#### [Given task]
Leaving out the pictures, please retype each record exactly.
•••
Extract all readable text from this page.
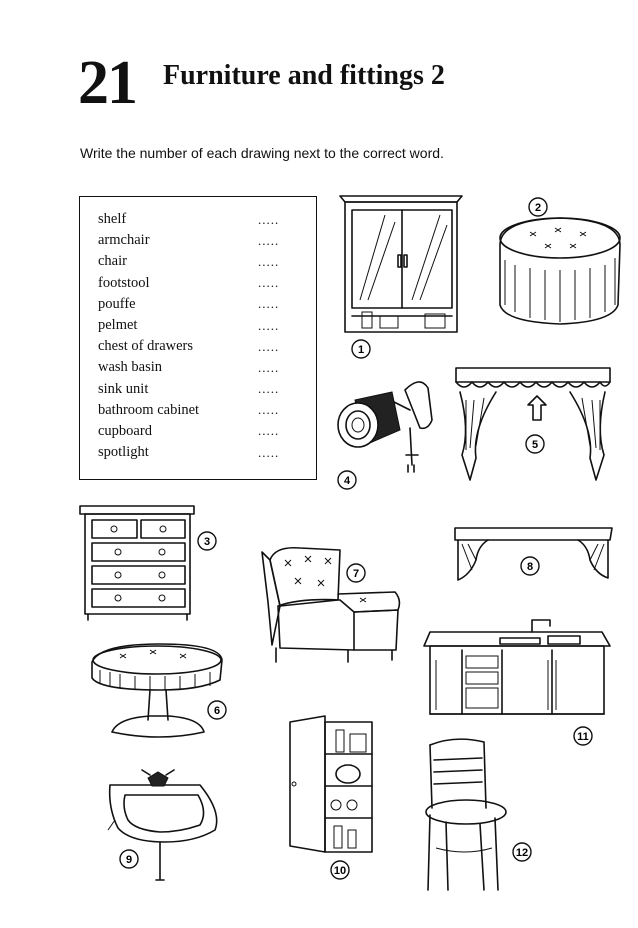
21 Furniture and fittings 2
Write the number of each drawing next to the correct word.
shelf	.....
armchair	.....
chair	.....
footstool	.....
pouffe	.....
pelmet	.....
chest of drawers	.....
wash basin	.....
sink unit	.....
bathroom cabinet	.....
cupboard	.....
spotlight	.....
1
2
3
4
5
6
7
8
9
10
11
12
•••
#### [Task result]
Extract all readable text from this page.
21 Furniture and fittings 2
Write the number of each drawing next to the correct word.
shelf	.....
armchair	.....
chair	.....
footstool	.....
pouffe	.....
pelmet	.....
chest of drawers	.....
wash basin	.....
sink unit	.....
bathroom cabinet	.....
cupboard	.....
spotlight	.....
1
2
3
4
5
6
7
8
9
10
11
12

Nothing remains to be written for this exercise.